**Problem details**
Write the material out again in full, word for word. Do not include the pictures.

**Records for this task**
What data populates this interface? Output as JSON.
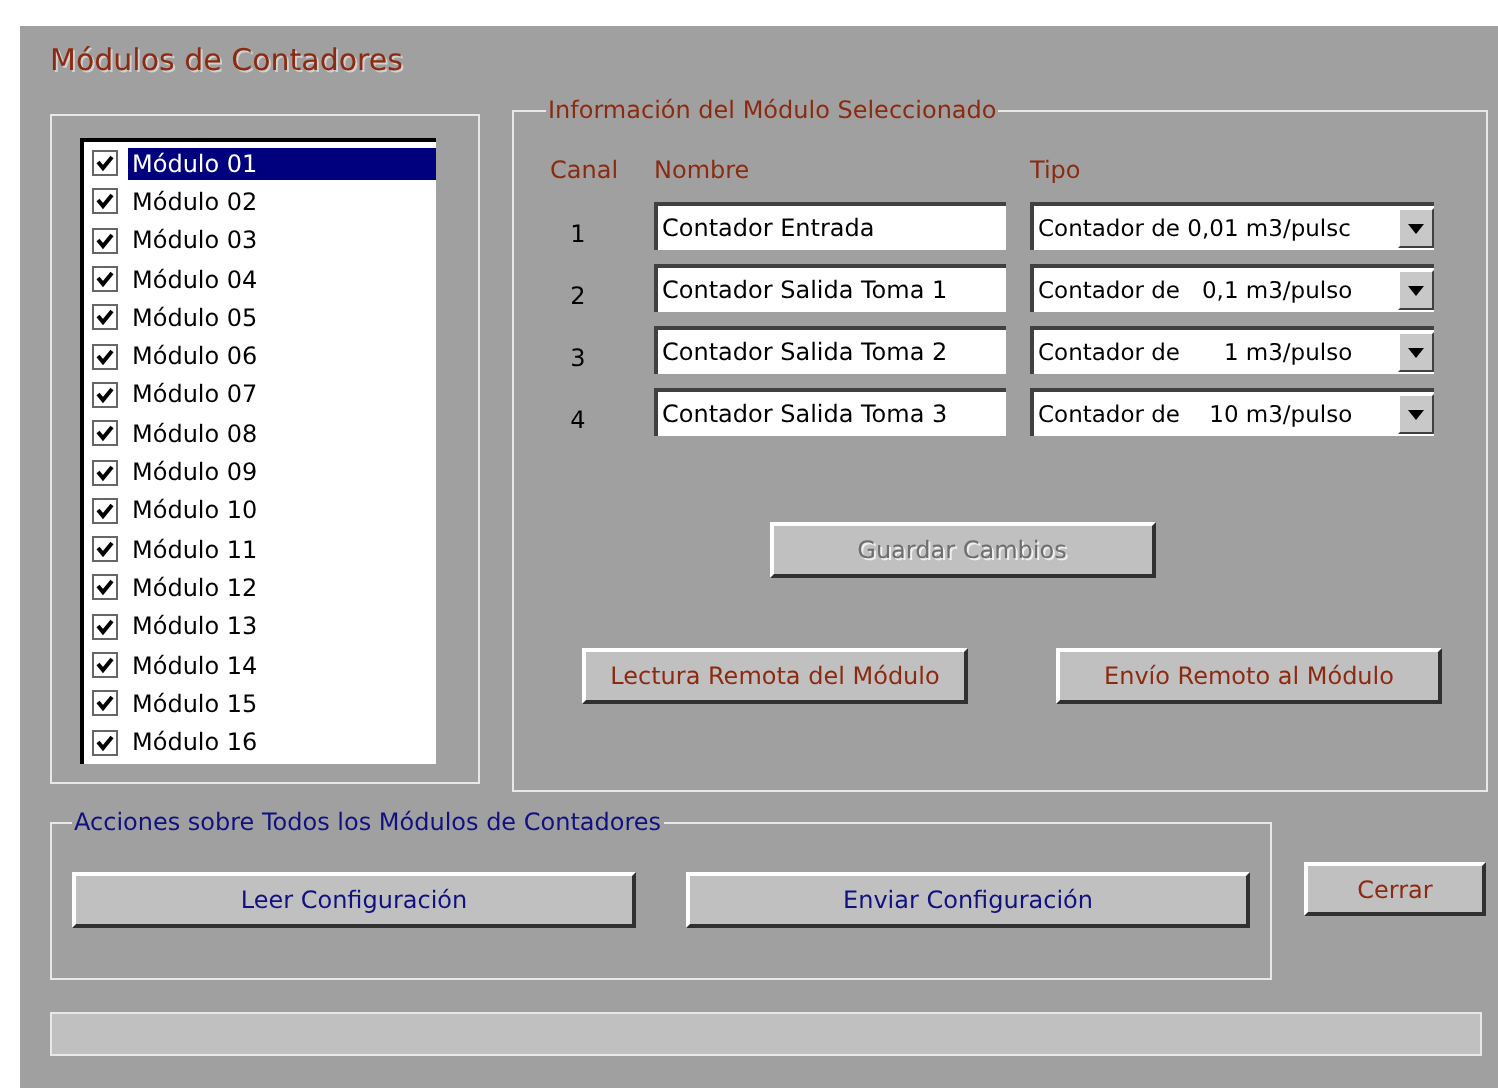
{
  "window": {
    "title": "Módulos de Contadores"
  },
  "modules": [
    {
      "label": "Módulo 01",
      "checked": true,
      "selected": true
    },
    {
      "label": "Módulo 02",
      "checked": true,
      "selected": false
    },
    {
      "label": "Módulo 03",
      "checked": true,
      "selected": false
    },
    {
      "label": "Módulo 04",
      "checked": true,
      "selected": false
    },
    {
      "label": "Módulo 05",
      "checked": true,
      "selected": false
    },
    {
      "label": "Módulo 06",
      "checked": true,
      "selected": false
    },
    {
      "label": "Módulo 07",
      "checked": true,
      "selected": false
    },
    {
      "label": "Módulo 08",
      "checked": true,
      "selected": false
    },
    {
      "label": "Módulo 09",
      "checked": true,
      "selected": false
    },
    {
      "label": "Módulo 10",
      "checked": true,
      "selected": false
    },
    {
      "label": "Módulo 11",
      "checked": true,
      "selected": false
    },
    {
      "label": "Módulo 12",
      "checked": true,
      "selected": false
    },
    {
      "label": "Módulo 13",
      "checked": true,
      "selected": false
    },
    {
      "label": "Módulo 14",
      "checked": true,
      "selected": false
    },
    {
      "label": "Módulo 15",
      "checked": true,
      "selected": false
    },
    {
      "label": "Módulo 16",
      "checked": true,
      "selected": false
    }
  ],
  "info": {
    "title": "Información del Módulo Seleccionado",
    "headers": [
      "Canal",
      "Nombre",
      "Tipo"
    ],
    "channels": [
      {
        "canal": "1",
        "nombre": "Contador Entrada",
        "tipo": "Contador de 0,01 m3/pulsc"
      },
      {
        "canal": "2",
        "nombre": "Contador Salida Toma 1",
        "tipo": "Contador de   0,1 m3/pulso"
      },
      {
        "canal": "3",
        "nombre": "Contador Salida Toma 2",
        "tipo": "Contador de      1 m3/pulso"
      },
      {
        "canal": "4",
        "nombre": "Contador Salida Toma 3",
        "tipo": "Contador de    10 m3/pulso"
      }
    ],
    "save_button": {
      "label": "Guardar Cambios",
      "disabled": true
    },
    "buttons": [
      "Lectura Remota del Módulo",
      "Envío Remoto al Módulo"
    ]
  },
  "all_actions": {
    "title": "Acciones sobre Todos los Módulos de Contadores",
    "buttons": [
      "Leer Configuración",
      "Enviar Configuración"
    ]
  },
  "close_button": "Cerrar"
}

**Exercise response**
What data populates this interface? Output as JSON.
{
  "window": {
    "title": "Módulos de Contadores"
  },
  "modules": [
    {
      "label": "Módulo 01",
      "checked": true,
      "selected": true
    },
    {
      "label": "Módulo 02",
      "checked": true,
      "selected": false
    },
    {
      "label": "Módulo 03",
      "checked": true,
      "selected": false
    },
    {
      "label": "Módulo 04",
      "checked": true,
      "selected": false
    },
    {
      "label": "Módulo 05",
      "checked": true,
      "selected": false
    },
    {
      "label": "Módulo 06",
      "checked": true,
      "selected": false
    },
    {
      "label": "Módulo 07",
      "checked": true,
      "selected": false
    },
    {
      "label": "Módulo 08",
      "checked": true,
      "selected": false
    },
    {
      "label": "Módulo 09",
      "checked": true,
      "selected": false
    },
    {
      "label": "Módulo 10",
      "checked": true,
      "selected": false
    },
    {
      "label": "Módulo 11",
      "checked": true,
      "selected": false
    },
    {
      "label": "Módulo 12",
      "checked": true,
      "selected": false
    },
    {
      "label": "Módulo 13",
      "checked": true,
      "selected": false
    },
    {
      "label": "Módulo 14",
      "checked": true,
      "selected": false
    },
    {
      "label": "Módulo 15",
      "checked": true,
      "selected": false
    },
    {
      "label": "Módulo 16",
      "checked": true,
      "selected": false
    }
  ],
  "info": {
    "title": "Información del Módulo Seleccionado",
    "headers": [
      "Canal",
      "Nombre",
      "Tipo"
    ],
    "channels": [
      {
        "canal": "1",
        "nombre": "Contador Entrada",
        "tipo": "Contador de 0,01 m3/pulsc"
      },
      {
        "canal": "2",
        "nombre": "Contador Salida Toma 1",
        "tipo": "Contador de   0,1 m3/pulso"
      },
      {
        "canal": "3",
        "nombre": "Contador Salida Toma 2",
        "tipo": "Contador de      1 m3/pulso"
      },
      {
        "canal": "4",
        "nombre": "Contador Salida Toma 3",
        "tipo": "Contador de    10 m3/pulso"
      }
    ],
    "save_button": {
      "label": "Guardar Cambios",
      "disabled": true
    },
    "buttons": [
      "Lectura Remota del Módulo",
      "Envío Remoto al Módulo"
    ]
  },
  "all_actions": {
    "title": "Acciones sobre Todos los Módulos de Contadores",
    "buttons": [
      "Leer Configuración",
      "Enviar Configuración"
    ]
  },
  "close_button": "Cerrar"
}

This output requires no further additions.